Exercise requirements =>
Report all lines from the entries below in which "title" appears.
━━ Exercise materials
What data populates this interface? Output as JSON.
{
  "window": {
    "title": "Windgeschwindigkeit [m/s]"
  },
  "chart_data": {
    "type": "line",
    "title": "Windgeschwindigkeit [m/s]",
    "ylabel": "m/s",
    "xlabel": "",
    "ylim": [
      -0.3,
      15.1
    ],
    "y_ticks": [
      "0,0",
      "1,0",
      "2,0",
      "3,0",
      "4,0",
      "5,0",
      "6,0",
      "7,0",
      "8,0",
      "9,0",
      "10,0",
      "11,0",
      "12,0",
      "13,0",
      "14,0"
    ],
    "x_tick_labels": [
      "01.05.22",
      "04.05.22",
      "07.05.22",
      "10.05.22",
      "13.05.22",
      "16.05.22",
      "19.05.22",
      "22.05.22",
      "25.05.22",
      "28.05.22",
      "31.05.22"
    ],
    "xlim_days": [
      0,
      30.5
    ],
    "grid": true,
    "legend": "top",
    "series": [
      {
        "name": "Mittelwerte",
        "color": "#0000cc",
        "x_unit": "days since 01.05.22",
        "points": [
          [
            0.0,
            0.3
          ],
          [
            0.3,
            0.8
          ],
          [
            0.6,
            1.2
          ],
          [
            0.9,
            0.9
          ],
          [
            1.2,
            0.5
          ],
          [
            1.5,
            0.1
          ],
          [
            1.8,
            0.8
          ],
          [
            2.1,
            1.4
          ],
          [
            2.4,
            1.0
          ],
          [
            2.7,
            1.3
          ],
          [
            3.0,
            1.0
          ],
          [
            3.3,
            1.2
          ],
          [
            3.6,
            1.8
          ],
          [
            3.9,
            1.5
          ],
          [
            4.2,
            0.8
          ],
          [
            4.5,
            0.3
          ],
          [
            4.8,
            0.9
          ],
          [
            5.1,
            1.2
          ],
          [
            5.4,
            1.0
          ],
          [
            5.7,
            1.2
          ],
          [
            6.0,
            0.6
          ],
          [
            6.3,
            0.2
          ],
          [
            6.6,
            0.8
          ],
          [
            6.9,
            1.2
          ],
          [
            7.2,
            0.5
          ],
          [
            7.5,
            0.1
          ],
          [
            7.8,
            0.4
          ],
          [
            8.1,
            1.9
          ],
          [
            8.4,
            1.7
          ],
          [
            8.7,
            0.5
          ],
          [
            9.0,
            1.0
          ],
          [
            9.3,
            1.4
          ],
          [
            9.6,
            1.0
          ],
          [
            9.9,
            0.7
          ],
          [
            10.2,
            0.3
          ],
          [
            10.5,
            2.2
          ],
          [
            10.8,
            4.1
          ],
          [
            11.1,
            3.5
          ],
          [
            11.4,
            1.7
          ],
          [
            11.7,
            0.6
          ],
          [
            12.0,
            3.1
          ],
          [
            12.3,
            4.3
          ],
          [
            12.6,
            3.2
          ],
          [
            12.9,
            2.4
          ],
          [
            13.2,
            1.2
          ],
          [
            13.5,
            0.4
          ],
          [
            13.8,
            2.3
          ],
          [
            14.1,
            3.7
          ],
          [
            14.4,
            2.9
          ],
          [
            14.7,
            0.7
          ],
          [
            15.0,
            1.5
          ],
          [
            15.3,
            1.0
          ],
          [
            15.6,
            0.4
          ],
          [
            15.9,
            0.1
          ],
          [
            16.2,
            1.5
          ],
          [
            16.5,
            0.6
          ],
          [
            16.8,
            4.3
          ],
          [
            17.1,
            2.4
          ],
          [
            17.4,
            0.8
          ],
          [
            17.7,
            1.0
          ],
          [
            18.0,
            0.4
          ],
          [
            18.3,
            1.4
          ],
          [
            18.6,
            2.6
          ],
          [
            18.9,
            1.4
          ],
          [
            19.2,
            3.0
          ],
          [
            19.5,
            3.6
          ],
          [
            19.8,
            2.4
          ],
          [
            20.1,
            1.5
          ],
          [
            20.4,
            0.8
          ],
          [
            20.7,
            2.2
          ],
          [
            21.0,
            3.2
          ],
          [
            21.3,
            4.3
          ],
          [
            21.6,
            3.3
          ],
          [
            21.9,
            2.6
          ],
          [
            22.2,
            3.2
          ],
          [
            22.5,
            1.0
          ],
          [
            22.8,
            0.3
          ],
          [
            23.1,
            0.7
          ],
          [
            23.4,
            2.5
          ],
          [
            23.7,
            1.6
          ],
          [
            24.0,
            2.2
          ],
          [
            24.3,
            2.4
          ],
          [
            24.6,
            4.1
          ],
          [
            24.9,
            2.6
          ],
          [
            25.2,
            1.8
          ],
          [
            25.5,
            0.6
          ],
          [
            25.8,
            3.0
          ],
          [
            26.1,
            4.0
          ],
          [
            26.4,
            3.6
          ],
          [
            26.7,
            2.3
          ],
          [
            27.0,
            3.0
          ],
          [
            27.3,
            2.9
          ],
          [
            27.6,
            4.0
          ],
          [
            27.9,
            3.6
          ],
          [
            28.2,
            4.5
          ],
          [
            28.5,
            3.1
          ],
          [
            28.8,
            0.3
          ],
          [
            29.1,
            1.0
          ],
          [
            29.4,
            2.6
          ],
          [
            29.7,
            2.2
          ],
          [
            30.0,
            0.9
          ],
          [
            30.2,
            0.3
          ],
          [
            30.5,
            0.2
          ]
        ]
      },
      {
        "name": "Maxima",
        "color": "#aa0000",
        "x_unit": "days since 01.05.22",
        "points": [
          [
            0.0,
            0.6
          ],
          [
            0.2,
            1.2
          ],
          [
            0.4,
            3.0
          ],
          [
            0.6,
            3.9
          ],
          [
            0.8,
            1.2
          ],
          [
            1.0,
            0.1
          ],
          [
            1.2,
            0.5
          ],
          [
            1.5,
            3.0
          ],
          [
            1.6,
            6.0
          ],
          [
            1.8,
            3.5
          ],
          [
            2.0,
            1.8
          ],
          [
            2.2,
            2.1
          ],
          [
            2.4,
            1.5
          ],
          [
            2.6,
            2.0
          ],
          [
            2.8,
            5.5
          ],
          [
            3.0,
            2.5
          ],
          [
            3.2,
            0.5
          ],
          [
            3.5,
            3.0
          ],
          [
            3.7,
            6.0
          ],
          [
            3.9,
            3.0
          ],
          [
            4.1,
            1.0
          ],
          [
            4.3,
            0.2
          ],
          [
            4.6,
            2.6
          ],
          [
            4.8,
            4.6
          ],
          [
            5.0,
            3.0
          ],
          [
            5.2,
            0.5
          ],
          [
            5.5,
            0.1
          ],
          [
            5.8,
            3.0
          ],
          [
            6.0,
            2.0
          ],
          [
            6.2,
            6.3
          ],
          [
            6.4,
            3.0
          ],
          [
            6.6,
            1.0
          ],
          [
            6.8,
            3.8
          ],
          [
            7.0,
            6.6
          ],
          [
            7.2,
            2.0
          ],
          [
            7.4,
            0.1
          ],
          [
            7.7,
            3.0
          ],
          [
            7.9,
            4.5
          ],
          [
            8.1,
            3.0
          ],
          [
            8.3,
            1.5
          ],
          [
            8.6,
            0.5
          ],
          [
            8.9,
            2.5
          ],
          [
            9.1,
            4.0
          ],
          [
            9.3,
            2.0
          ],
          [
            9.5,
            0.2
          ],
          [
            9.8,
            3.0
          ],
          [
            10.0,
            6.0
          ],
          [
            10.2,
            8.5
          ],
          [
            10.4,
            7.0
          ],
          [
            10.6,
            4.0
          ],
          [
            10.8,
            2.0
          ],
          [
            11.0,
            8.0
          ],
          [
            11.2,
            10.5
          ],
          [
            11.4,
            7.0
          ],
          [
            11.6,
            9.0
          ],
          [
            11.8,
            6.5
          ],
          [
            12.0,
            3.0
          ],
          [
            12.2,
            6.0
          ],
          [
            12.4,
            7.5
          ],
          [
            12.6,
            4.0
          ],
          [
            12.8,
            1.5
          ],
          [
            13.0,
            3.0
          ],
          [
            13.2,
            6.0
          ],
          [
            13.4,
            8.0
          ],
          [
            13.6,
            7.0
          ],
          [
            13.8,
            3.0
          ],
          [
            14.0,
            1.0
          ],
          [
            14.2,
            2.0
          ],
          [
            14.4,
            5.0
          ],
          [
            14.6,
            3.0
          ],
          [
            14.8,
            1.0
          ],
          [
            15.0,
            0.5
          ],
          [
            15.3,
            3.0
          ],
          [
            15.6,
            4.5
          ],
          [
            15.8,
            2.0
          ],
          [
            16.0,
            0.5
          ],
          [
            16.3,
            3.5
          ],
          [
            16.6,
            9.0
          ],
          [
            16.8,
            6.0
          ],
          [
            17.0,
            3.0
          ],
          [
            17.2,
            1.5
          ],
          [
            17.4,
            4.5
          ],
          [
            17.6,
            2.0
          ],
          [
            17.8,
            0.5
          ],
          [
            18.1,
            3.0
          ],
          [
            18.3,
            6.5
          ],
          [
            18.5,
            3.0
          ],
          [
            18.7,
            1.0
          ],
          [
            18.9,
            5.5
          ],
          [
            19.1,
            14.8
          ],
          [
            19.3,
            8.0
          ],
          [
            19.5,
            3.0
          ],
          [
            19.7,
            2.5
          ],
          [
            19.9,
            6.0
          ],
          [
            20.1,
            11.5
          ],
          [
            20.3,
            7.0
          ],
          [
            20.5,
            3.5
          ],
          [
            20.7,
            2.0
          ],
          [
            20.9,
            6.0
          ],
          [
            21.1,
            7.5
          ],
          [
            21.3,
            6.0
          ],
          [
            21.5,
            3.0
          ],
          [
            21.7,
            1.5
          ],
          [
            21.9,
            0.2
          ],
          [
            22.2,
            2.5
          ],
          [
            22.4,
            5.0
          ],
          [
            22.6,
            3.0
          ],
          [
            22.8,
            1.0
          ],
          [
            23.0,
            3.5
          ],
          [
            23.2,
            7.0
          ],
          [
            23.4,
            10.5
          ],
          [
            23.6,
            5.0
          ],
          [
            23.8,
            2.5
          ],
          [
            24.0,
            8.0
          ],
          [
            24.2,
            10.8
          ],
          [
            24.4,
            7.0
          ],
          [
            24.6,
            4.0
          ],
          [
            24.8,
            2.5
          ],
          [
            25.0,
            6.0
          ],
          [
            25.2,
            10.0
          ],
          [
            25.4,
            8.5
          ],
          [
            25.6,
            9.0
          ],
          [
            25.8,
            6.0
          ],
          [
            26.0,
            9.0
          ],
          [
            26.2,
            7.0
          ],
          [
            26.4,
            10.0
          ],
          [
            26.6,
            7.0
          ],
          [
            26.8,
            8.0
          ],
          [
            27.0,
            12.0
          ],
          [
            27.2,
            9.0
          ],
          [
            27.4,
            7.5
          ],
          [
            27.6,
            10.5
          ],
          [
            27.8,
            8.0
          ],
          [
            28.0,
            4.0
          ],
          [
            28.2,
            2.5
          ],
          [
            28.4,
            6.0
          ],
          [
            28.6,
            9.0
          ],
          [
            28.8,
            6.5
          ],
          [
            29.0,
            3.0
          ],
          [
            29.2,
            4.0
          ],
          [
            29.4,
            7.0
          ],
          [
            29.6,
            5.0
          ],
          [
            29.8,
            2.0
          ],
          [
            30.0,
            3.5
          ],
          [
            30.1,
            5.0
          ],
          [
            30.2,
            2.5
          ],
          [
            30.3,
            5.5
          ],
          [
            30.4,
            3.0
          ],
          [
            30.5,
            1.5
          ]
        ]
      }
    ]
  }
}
━━━━
Response to this exercise =>
    "title": "Windgeschwindigkeit [m/s]"
    "title": "Windgeschwindigkeit [m/s]",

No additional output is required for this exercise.